▶ **Direction**: Put the stretch from the start of the entries through the line that contains "i need the location" into a JSON list of strings, one string per line, with that line included and blank lines omitted. Leave the pictures out.

▶ **Data for this exercise**:
(begin)
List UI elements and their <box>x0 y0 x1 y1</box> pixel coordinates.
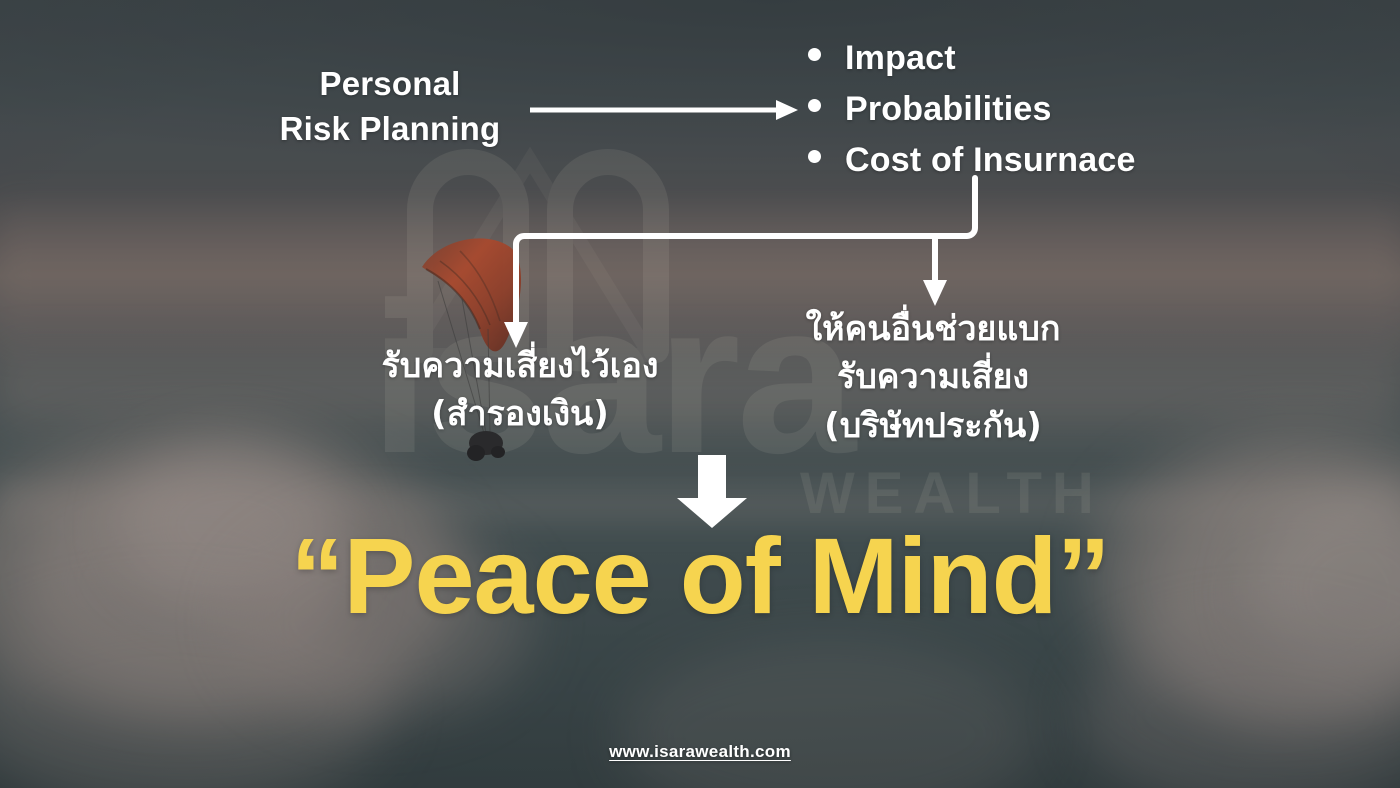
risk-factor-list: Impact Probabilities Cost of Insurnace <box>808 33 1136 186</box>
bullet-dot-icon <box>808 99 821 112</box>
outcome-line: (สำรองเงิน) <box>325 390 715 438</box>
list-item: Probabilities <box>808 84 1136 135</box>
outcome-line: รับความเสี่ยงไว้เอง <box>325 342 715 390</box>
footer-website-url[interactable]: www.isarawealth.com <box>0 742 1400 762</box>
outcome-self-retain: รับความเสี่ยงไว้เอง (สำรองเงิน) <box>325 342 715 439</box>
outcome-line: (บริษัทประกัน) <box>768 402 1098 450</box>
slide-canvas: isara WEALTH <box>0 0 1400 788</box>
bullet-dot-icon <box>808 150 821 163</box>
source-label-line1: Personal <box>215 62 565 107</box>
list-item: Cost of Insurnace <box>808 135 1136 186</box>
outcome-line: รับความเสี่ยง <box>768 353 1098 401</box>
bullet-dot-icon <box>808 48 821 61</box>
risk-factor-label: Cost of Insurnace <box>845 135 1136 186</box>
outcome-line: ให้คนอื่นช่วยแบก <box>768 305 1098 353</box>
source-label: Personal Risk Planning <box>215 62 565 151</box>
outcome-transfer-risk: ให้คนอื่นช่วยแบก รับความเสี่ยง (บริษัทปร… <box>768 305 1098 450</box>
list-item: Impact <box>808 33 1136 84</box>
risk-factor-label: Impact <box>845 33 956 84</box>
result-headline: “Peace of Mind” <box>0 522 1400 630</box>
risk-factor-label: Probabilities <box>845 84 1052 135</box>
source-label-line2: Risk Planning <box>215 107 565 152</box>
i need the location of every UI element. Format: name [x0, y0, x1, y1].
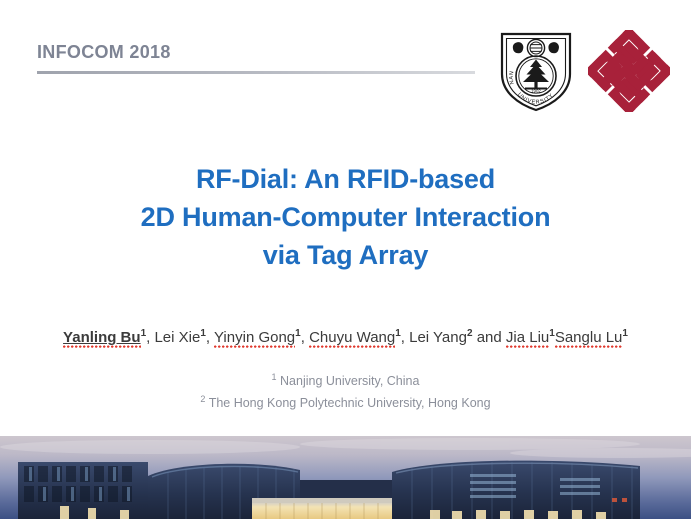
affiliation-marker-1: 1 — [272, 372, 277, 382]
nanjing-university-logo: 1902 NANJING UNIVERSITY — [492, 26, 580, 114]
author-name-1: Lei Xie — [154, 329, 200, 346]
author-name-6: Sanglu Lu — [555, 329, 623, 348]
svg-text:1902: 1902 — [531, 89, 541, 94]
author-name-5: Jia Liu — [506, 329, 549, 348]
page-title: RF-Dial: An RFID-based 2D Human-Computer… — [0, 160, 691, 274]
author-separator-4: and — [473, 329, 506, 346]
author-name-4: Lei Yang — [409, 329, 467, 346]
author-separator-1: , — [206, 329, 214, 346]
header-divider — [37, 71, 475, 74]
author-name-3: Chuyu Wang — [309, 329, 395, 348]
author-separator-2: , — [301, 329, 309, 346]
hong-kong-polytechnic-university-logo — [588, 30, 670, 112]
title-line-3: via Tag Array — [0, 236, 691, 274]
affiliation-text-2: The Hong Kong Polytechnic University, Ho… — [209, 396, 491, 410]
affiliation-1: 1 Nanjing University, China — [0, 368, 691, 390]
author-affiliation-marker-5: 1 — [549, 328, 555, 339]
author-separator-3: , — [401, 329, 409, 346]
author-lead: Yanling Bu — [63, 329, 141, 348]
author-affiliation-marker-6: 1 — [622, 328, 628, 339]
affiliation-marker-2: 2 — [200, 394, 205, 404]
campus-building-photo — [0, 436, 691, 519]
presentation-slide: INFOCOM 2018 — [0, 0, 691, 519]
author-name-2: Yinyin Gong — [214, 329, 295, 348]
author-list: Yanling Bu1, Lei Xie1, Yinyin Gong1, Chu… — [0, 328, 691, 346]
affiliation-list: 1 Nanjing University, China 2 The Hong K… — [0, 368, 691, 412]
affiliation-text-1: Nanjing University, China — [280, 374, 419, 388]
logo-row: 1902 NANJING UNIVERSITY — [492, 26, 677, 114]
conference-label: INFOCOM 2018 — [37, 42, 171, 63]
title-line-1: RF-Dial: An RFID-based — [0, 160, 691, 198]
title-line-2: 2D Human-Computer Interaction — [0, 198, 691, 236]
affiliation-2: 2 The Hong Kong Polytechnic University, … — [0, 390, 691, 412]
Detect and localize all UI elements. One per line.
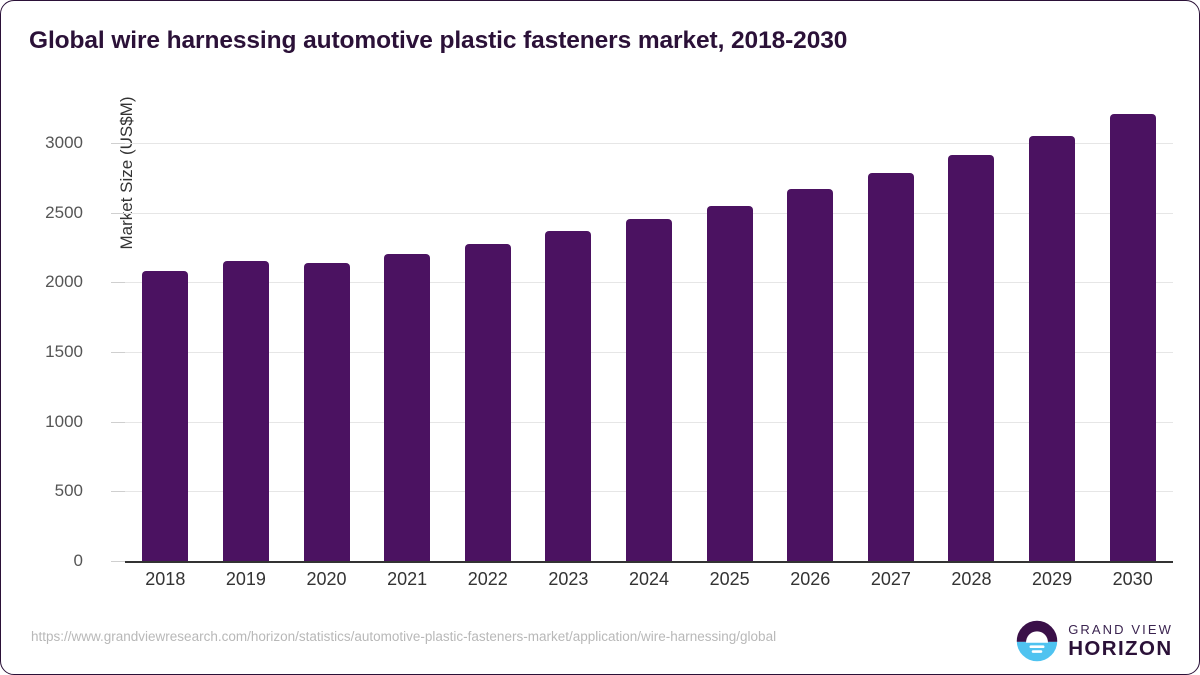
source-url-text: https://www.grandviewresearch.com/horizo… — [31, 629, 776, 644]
(end)
▶ **Worked answer**:
[
  "List UI elements and their <box>x0 y0 x1 y1</box> pixel coordinates.",
  "risk-factor-list: Impact Probabilities Cost of Insurnace <box>808 33 1136 186</box>",
  "bullet-dot-icon <box>808 99 821 112</box>",
  "outcome-line: (สำรองเงิน) <box>325 390 715 438</box>",
  "list-item: Probabilities <box>808 84 1136 135</box>",
  "outcome-line: รับความเสี่ยงไว้เอง <box>325 342 715 390</box>",
  "footer-website-url[interactable]: www.isarawealth.com <box>0 742 1400 762</box>",
  "outcome-self-retain: รับความเสี่ยงไว้เอง (สำรองเงิน) <box>325 342 715 439</box>",
  "outcome-line: (บริษัทประกัน) <box>768 402 1098 450</box>",
  "slide-canvas: isara WEALTH <box>0 0 1400 788</box>",
  "bullet-dot-icon <box>808 150 821 163</box>",
  "source-label-line1: Personal <box>215 62 565 107</box>",
  "list-item: Cost of Insurnace <box>808 135 1136 186</box>",
  "outcome-line: รับความเสี่ยง <box>768 353 1098 401</box>",
  "bullet-dot-icon <box>808 48 821 61</box>",
  "risk-factor-label: Cost of Insurnace <box>845 135 1136 186</box>",
  "outcome-line: ให้คนอื่นช่วยแบก <box>768 305 1098 353</box>",
  "source-label: Personal Risk Planning <box>215 62 565 151</box>",
  "outcome-transfer-risk: ให้คนอื่นช่วยแบก รับความเสี่ยง (บริษัทปร… <box>768 305 1098 450</box>",
  "list-item: Impact <box>808 33 1136 84</box>",
  "risk-factor-label: Impact <box>845 33 956 84</box>",
  "result-headline: “Peace of Mind” <box>0 522 1400 630</box>",
  "risk-factor-label: Probabilities <box>845 84 1052 135</box>",
  "source-label-line2: Risk Planning <box>215 107 565 152</box>",
  "i need the location of every UI element. Format: name [x0, y0, x1, y1]."
]